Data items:
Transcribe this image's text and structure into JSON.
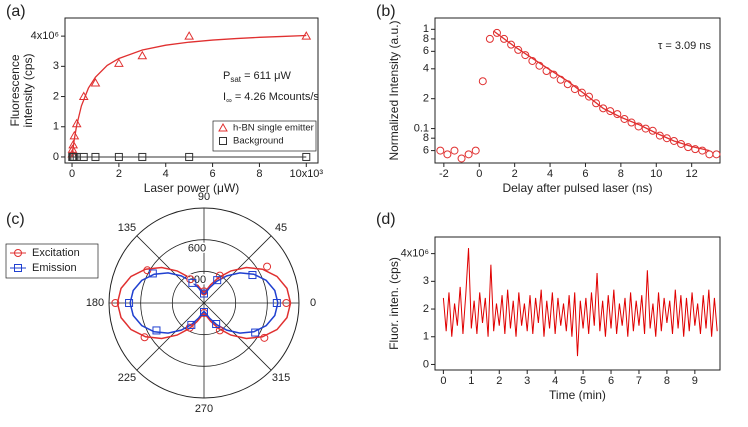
{
  "chart_data": [
    {
      "type": "scatter",
      "title": "(a)",
      "xlabel": "Laser power (μW)",
      "ylabel": [
        "Fluorescence",
        "intensity (cps)"
      ],
      "xlim": [
        -0.3,
        10.5
      ],
      "xticks": [
        0,
        2,
        4,
        6,
        8,
        {
          "value": 10,
          "label": "10x10³"
        }
      ],
      "ylim": [
        -0.2,
        4.6
      ],
      "yticks": [
        0,
        1,
        2,
        3,
        {
          "value": 4,
          "label": "4x10⁶"
        }
      ],
      "legend": "lower right",
      "series": [
        {
          "name": "h-BN single emitter",
          "color": "#e03030",
          "marker": "triangle",
          "x": [
            0.01,
            0.02,
            0.05,
            0.1,
            0.2,
            0.5,
            1,
            2,
            3,
            5,
            10
          ],
          "values": [
            0.1,
            0.25,
            0.4,
            0.7,
            1.1,
            2.0,
            2.45,
            3.1,
            3.35,
            4.0,
            4.0
          ]
        },
        {
          "name": "Background",
          "color": "#333333",
          "marker": "square",
          "x": [
            0.01,
            0.02,
            0.05,
            0.1,
            0.2,
            0.5,
            1,
            2,
            3,
            5,
            10
          ],
          "values": [
            0,
            0,
            0,
            0,
            0,
            0,
            0,
            0,
            0,
            0,
            0
          ]
        }
      ],
      "fit": {
        "color": "#e03030",
        "x": [
          0,
          0.05,
          0.1,
          0.2,
          0.4,
          0.7,
          1,
          1.5,
          2,
          3,
          4,
          5,
          6,
          7,
          8,
          9,
          10
        ],
        "values": [
          0,
          0.32,
          0.6,
          1.05,
          1.69,
          2.28,
          2.64,
          3.03,
          3.26,
          3.54,
          3.7,
          3.8,
          3.87,
          3.92,
          3.96,
          3.99,
          4.02
        ]
      },
      "annotations": [
        {
          "base": "P",
          "sub": "sat",
          "text": " = 611 μW"
        },
        {
          "base": "I",
          "sub": "∞",
          "text": " = 4.26 Mcounts/s"
        }
      ]
    },
    {
      "type": "scatter",
      "title": "(b)",
      "xlabel": "Delay after pulsed laser (ns)",
      "ylabel": [
        "Normalized Intensity (a.u.)"
      ],
      "log_y": true,
      "xlim": [
        -2.5,
        13.6
      ],
      "xticks": [
        -2,
        0,
        2,
        4,
        6,
        8,
        10,
        12
      ],
      "ylim": [
        0.045,
        1.3
      ],
      "yticks": [
        {
          "value": 0.06,
          "label": "6"
        },
        {
          "value": 0.08,
          "label": "8"
        },
        0.1,
        {
          "value": 0.2,
          "label": "2"
        },
        {
          "value": 0.4,
          "label": "4"
        },
        {
          "value": 0.6,
          "label": "6"
        },
        {
          "value": 0.8,
          "label": "8"
        },
        1
      ],
      "series": [
        {
          "color": "#e03030",
          "marker": "circle",
          "x": [
            -2.2,
            -1.8,
            -1.4,
            -1.0,
            -0.6,
            -0.2,
            0.2,
            0.6,
            1.0,
            1.4,
            1.8,
            2.2,
            2.6,
            3.0,
            3.4,
            3.8,
            4.2,
            4.6,
            5.0,
            5.4,
            5.8,
            6.2,
            6.6,
            7.0,
            7.4,
            7.8,
            8.2,
            8.6,
            9.0,
            9.4,
            9.8,
            10.2,
            10.6,
            11.0,
            11.4,
            11.8,
            12.2,
            12.6,
            13.0,
            13.4
          ],
          "values": [
            0.06,
            0.055,
            0.06,
            0.05,
            0.055,
            0.06,
            0.3,
            0.8,
            0.92,
            0.8,
            0.7,
            0.62,
            0.55,
            0.48,
            0.43,
            0.38,
            0.35,
            0.31,
            0.28,
            0.25,
            0.23,
            0.21,
            0.18,
            0.16,
            0.15,
            0.14,
            0.125,
            0.115,
            0.105,
            0.1,
            0.095,
            0.085,
            0.08,
            0.075,
            0.07,
            0.065,
            0.062,
            0.06,
            0.055,
            0.055
          ]
        }
      ],
      "fit": {
        "color": "#e03030",
        "x": [
          0.8,
          2,
          3,
          4,
          5,
          6,
          7,
          8,
          9,
          10,
          11,
          12,
          13
        ],
        "values": [
          0.965,
          0.67,
          0.51,
          0.39,
          0.3,
          0.22,
          0.16,
          0.13,
          0.11,
          0.09,
          0.075,
          0.066,
          0.06
        ]
      },
      "annotations": [
        "τ = 3.09 ns"
      ]
    },
    {
      "type": "polar",
      "title": "(c)",
      "rlim": [
        0,
        900
      ],
      "rticks": [
        300,
        600
      ],
      "angle_ticks": [
        0,
        45,
        90,
        135,
        180,
        225,
        270,
        315
      ],
      "series": [
        {
          "name": "Excitation",
          "color": "#e03030",
          "marker": "circle",
          "theta": [
            0,
            30,
            60,
            90,
            120,
            150,
            180,
            210,
            240,
            270,
            300,
            330
          ],
          "values": [
            780,
            690,
            300,
            110,
            260,
            620,
            840,
            650,
            270,
            95,
            300,
            660
          ]
        },
        {
          "name": "Emission",
          "color": "#2040d0",
          "marker": "square",
          "theta": [
            0,
            30,
            60,
            90,
            120,
            150,
            180,
            210,
            240,
            270,
            300,
            330
          ],
          "values": [
            690,
            530,
            250,
            90,
            220,
            560,
            710,
            520,
            240,
            85,
            230,
            560
          ]
        }
      ],
      "fits": [
        {
          "color": "#e03030",
          "theta": [
            0,
            10,
            20,
            30,
            40,
            50,
            60,
            70,
            80,
            90,
            100,
            110,
            120,
            130,
            140,
            150,
            160,
            170,
            180,
            190,
            200,
            210,
            220,
            230,
            240,
            250,
            260,
            270,
            280,
            290,
            300,
            310,
            320,
            330,
            340,
            350
          ],
          "values": [
            820,
            798,
            736,
            640,
            523,
            397,
            280,
            184,
            122,
            100,
            122,
            184,
            280,
            397,
            523,
            640,
            736,
            798,
            820,
            798,
            736,
            640,
            523,
            397,
            280,
            184,
            122,
            100,
            122,
            184,
            280,
            397,
            523,
            640,
            736,
            798
          ]
        },
        {
          "color": "#2040d0",
          "theta": [
            0,
            10,
            20,
            30,
            40,
            50,
            60,
            70,
            80,
            90,
            100,
            110,
            120,
            130,
            140,
            150,
            160,
            170,
            180,
            190,
            200,
            210,
            220,
            230,
            240,
            250,
            260,
            270,
            280,
            290,
            300,
            310,
            320,
            330,
            340,
            350
          ],
          "values": [
            700,
            681,
            627,
            545,
            444,
            336,
            235,
            153,
            99,
            80,
            99,
            153,
            235,
            336,
            444,
            545,
            627,
            681,
            700,
            681,
            627,
            545,
            444,
            336,
            235,
            153,
            99,
            80,
            99,
            153,
            235,
            336,
            444,
            545,
            627,
            681
          ]
        }
      ]
    },
    {
      "type": "line",
      "title": "(d)",
      "xlabel": "Time (min)",
      "ylabel": [
        "Fluor. inten. (cps)"
      ],
      "color": "#e00000",
      "xlim": [
        -0.3,
        9.9
      ],
      "xticks": [
        0,
        1,
        2,
        3,
        4,
        5,
        6,
        7,
        8,
        9
      ],
      "ylim": [
        -0.2,
        4.6
      ],
      "yticks": [
        0,
        1,
        2,
        3,
        {
          "value": 4,
          "label": "4x10⁶"
        }
      ],
      "x": [
        0,
        0.1,
        0.2,
        0.3,
        0.4,
        0.5,
        0.6,
        0.7,
        0.8,
        0.9,
        1,
        1.1,
        1.2,
        1.3,
        1.4,
        1.5,
        1.6,
        1.7,
        1.8,
        1.9,
        2,
        2.1,
        2.2,
        2.3,
        2.4,
        2.5,
        2.6,
        2.7,
        2.8,
        2.9,
        3,
        3.1,
        3.2,
        3.3,
        3.4,
        3.5,
        3.6,
        3.7,
        3.8,
        3.9,
        4,
        4.1,
        4.2,
        4.3,
        4.4,
        4.5,
        4.6,
        4.7,
        4.8,
        4.9,
        5,
        5.1,
        5.2,
        5.3,
        5.4,
        5.5,
        5.6,
        5.7,
        5.8,
        5.9,
        6,
        6.1,
        6.2,
        6.3,
        6.4,
        6.5,
        6.6,
        6.7,
        6.8,
        6.9,
        7,
        7.1,
        7.2,
        7.3,
        7.4,
        7.5,
        7.6,
        7.7,
        7.8,
        7.9,
        8,
        8.1,
        8.2,
        8.3,
        8.4,
        8.5,
        8.6,
        8.7,
        8.8,
        8.9,
        9,
        9.1,
        9.2,
        9.3,
        9.4,
        9.5,
        9.6,
        9.7,
        9.8
      ],
      "values": [
        2.4,
        1.2,
        2.6,
        1.0,
        2.2,
        1.4,
        2.8,
        1.1,
        2.5,
        4.2,
        1.3,
        2.3,
        1.1,
        2.6,
        1.5,
        2.4,
        1.0,
        3.6,
        1.2,
        2.2,
        1.4,
        2.5,
        1.1,
        2.7,
        1.3,
        2.3,
        1.0,
        2.6,
        1.4,
        2.2,
        1.2,
        2.5,
        1.1,
        2.4,
        1.5,
        2.7,
        1.0,
        2.3,
        1.3,
        2.6,
        1.1,
        2.4,
        1.4,
        2.2,
        1.2,
        2.5,
        1.0,
        2.6,
        0.3,
        2.3,
        1.3,
        2.4,
        1.1,
        2.6,
        1.4,
        3.3,
        1.2,
        2.3,
        1.0,
        2.5,
        1.3,
        2.7,
        1.1,
        2.2,
        1.4,
        2.4,
        1.0,
        2.6,
        1.2,
        2.3,
        1.4,
        2.5,
        1.1,
        3.4,
        1.3,
        2.2,
        1.0,
        2.6,
        1.2,
        2.4,
        1.5,
        2.3,
        1.1,
        2.7,
        1.3,
        2.5,
        1.0,
        2.4,
        1.2,
        2.6,
        1.4,
        2.2,
        1.1,
        2.5,
        1.3,
        2.7,
        1.0,
        2.4,
        1.2
      ]
    }
  ]
}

GIVEN REQUEST:
Count every line of the records that holds the string "name". Write only the total.

SOLUTION TO THIS PROBLEM:
4